#### THE INPUT:
--------------------------------

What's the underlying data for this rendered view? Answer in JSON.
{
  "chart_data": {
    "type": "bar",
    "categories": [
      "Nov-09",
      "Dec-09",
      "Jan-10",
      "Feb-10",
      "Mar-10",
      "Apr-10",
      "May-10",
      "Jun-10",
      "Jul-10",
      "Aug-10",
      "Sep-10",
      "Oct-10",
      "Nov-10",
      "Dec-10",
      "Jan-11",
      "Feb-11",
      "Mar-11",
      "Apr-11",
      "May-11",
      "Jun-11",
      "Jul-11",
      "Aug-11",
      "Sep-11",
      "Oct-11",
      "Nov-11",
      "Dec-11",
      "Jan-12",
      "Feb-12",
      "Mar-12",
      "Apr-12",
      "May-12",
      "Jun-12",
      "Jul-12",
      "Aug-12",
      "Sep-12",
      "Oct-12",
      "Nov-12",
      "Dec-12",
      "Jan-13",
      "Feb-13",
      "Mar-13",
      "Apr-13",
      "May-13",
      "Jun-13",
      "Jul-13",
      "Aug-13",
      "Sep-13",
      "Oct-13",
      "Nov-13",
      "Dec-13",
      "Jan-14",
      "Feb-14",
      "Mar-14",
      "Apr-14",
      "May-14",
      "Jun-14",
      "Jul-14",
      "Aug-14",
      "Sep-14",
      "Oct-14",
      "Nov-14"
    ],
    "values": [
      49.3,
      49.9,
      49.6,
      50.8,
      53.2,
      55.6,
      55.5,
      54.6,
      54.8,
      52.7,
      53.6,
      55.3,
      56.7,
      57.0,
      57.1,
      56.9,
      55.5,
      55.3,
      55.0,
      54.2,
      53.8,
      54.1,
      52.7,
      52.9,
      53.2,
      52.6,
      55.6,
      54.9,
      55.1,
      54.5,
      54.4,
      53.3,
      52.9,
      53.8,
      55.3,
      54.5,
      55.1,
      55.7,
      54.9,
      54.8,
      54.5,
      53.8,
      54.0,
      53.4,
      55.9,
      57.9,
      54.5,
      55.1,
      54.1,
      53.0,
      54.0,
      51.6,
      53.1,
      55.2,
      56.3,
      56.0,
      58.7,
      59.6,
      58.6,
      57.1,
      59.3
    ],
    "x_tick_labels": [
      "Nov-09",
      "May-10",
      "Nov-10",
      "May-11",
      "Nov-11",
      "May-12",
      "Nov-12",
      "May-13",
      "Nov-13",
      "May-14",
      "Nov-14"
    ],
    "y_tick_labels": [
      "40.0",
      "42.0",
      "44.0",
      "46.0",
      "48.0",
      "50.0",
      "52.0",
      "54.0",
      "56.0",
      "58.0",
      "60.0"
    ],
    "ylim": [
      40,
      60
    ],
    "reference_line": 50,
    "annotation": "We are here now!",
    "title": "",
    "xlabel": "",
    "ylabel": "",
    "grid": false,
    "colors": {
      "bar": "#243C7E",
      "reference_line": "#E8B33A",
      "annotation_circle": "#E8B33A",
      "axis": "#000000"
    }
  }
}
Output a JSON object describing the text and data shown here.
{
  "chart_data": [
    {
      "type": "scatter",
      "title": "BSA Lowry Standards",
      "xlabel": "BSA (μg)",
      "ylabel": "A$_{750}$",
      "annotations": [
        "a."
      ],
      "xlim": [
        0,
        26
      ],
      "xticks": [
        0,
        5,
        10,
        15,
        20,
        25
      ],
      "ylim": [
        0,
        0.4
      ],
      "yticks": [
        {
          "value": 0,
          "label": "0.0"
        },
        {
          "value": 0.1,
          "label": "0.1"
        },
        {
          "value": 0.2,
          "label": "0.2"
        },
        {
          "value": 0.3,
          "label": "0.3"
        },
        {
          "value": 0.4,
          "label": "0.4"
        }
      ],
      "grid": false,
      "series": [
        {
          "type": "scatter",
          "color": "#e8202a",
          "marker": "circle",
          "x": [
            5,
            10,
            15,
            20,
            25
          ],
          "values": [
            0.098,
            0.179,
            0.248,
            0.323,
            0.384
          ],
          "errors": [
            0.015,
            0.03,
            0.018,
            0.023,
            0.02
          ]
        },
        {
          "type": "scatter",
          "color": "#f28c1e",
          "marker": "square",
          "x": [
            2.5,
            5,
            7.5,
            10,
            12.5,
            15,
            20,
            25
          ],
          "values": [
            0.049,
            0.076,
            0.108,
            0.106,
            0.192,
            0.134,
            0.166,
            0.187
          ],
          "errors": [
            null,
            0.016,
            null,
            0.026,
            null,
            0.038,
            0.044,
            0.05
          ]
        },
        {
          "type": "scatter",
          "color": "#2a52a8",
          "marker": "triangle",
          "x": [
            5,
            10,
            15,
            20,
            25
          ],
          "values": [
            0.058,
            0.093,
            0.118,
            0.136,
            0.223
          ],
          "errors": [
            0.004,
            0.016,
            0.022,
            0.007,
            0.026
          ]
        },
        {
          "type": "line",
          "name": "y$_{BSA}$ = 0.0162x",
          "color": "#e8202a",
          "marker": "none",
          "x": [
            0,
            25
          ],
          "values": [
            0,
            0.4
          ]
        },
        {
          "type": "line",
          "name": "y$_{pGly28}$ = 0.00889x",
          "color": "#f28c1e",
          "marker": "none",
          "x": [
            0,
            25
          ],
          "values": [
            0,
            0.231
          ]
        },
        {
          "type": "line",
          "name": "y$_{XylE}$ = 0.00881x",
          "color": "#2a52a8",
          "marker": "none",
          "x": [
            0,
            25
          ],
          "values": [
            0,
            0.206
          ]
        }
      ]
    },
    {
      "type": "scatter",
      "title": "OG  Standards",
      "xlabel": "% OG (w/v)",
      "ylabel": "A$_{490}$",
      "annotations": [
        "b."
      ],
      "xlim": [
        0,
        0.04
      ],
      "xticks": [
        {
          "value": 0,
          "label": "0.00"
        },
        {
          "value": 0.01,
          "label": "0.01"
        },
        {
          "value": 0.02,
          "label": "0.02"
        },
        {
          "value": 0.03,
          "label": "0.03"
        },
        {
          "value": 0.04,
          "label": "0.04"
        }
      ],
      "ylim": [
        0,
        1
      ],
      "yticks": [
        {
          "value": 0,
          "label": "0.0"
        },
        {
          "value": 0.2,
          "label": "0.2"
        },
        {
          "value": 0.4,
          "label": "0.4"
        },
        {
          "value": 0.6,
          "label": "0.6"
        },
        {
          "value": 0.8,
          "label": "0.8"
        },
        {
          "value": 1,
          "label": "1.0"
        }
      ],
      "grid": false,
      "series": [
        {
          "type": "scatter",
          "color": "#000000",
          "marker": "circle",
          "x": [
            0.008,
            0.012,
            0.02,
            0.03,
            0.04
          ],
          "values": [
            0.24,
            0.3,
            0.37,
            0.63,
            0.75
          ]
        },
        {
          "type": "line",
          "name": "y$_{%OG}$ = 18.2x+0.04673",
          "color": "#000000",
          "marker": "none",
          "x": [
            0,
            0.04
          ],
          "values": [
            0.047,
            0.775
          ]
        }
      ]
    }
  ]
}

--------------------------------

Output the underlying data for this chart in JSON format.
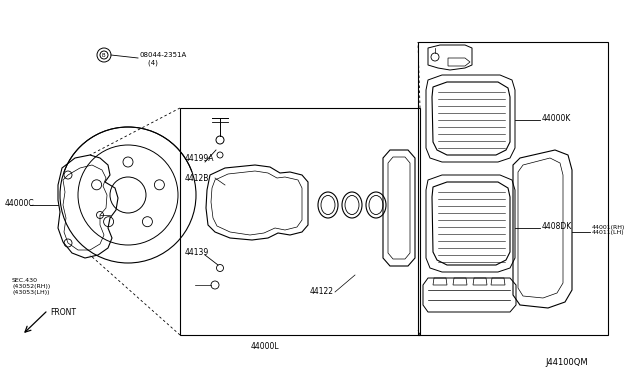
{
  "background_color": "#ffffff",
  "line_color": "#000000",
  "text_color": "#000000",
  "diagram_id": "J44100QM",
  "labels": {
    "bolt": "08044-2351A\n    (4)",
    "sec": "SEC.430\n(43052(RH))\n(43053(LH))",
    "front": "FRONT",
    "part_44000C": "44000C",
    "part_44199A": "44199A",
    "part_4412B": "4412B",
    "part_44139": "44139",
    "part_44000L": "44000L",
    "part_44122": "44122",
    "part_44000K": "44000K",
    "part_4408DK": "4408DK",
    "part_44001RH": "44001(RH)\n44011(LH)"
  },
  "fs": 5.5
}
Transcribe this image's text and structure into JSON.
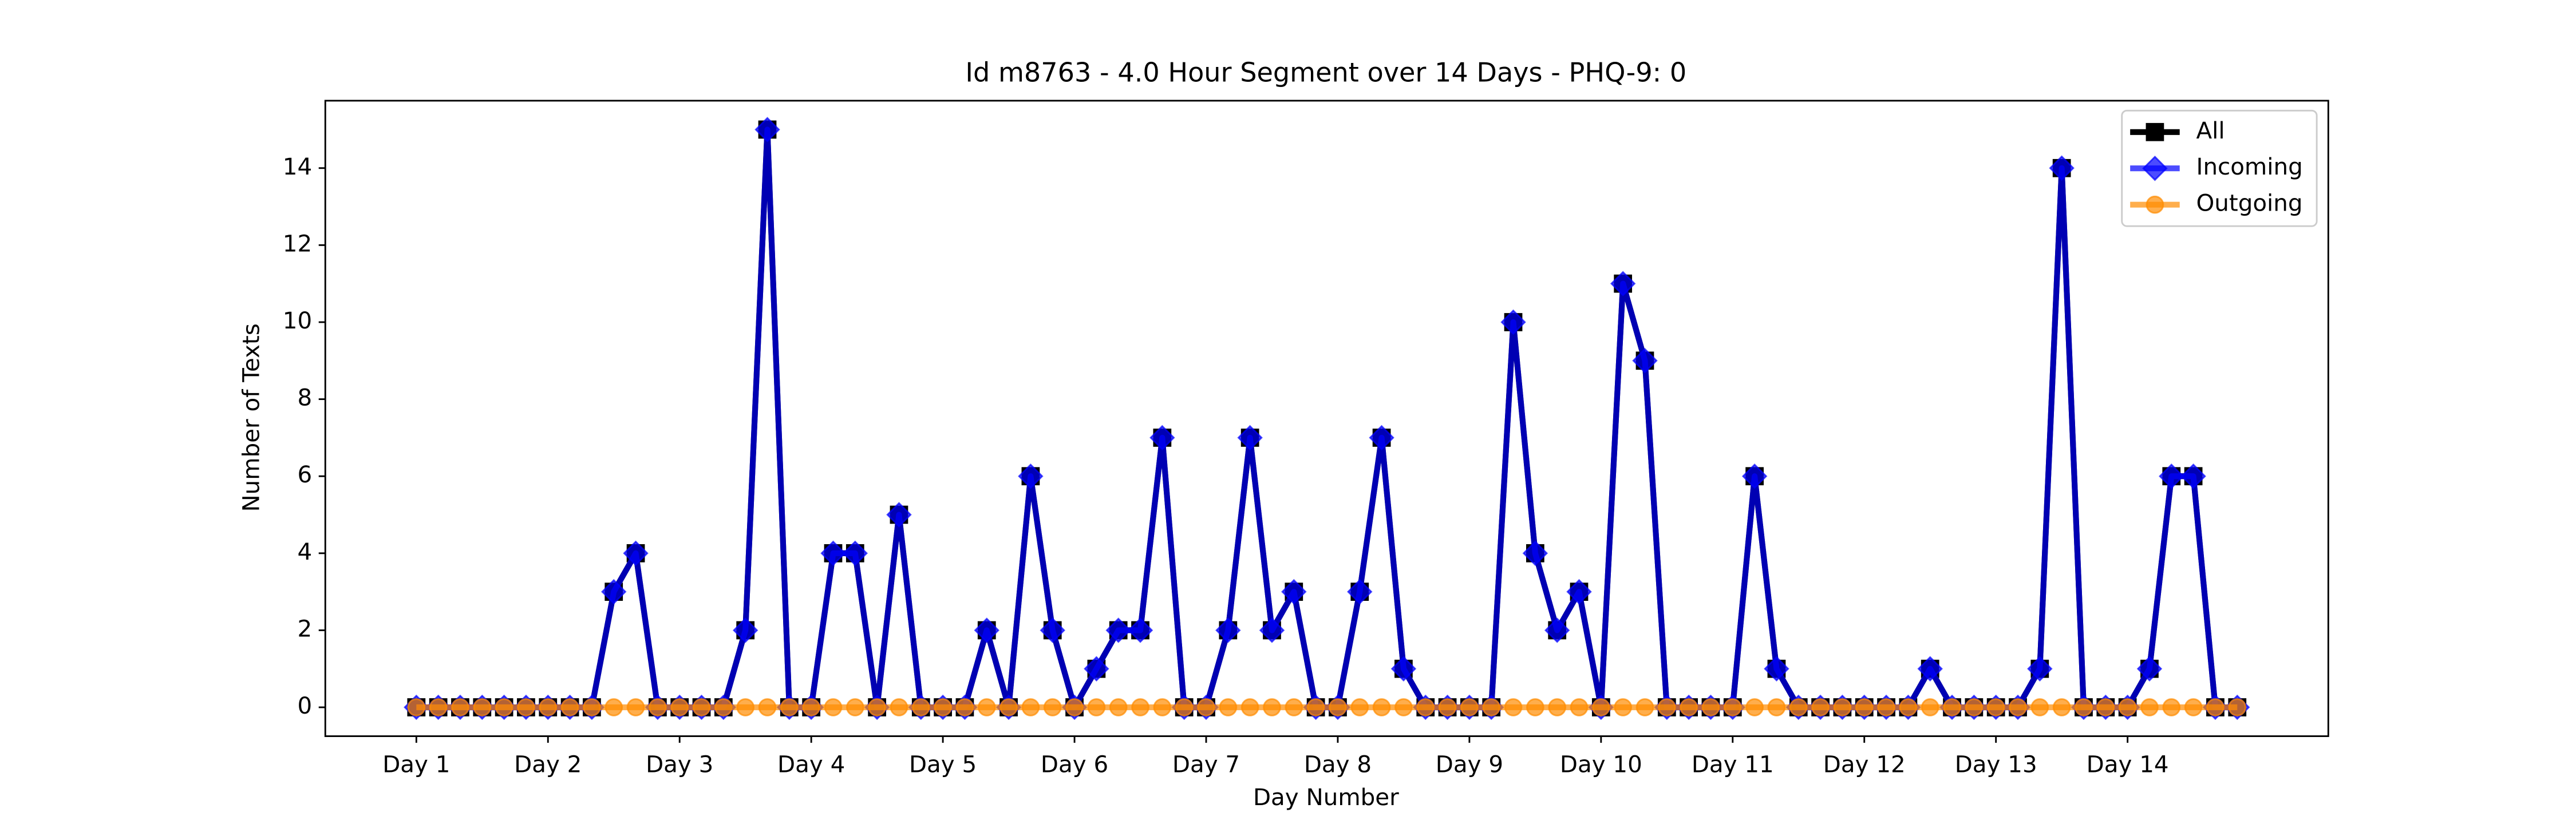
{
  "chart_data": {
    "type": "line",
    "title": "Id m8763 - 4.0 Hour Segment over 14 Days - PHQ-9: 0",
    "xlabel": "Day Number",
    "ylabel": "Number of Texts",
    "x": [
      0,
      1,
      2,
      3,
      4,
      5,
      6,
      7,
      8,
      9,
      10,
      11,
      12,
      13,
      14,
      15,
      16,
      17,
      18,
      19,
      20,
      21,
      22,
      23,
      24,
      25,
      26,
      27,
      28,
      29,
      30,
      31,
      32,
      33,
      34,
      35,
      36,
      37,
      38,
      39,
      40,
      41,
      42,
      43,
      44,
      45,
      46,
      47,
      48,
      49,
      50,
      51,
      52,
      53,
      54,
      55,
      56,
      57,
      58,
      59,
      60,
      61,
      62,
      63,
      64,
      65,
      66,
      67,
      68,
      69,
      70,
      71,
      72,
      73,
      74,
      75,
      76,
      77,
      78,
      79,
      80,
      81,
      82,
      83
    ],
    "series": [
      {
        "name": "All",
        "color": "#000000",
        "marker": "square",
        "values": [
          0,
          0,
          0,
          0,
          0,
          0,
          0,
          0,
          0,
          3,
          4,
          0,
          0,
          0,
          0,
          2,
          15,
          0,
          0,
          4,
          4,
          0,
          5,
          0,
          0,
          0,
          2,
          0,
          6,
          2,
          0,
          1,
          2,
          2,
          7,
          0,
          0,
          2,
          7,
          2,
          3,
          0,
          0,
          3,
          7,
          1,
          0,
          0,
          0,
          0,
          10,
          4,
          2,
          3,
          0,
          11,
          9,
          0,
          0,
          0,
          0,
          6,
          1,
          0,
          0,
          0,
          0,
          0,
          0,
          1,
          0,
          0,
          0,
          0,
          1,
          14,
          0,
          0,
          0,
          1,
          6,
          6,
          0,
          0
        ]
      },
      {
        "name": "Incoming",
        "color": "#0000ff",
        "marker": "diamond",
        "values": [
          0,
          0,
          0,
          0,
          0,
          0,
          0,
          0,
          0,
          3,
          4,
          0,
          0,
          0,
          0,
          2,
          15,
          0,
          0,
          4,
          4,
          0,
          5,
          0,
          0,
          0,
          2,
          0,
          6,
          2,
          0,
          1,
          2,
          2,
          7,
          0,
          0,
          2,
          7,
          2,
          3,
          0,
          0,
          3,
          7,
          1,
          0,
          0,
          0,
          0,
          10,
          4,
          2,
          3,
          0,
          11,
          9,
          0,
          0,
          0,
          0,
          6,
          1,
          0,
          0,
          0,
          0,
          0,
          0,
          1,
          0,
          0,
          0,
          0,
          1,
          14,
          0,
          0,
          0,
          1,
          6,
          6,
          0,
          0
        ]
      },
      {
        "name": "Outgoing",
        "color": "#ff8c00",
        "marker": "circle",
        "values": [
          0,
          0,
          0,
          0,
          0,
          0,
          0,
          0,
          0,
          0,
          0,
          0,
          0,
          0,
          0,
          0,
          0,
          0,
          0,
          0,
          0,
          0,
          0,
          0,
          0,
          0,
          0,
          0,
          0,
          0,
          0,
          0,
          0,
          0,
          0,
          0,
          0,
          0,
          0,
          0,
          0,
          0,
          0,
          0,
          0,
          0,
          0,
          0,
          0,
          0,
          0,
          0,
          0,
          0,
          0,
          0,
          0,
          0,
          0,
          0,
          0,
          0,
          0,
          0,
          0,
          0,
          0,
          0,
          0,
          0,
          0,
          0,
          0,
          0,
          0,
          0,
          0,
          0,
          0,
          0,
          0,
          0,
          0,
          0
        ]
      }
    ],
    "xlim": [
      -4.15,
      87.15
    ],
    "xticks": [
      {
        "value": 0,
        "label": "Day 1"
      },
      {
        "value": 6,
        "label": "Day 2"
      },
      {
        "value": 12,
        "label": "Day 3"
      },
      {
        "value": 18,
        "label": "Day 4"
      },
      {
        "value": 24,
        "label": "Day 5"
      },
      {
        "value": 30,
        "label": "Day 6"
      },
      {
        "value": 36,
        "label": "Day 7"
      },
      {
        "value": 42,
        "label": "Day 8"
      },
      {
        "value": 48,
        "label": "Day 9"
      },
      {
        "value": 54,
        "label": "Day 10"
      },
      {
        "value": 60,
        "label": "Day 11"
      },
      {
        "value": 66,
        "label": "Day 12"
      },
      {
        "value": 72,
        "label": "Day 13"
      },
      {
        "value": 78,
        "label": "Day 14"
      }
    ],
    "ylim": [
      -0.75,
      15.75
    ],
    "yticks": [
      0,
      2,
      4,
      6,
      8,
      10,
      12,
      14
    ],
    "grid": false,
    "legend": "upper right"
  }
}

--------------------------------

#### TASK PROMPT:
Which lines hold the word "Standards"? Return all of them from the records above.

#### TASK OUTPUT:
      "title": "BSA Lowry Standards",
      "title": "OG  Standards",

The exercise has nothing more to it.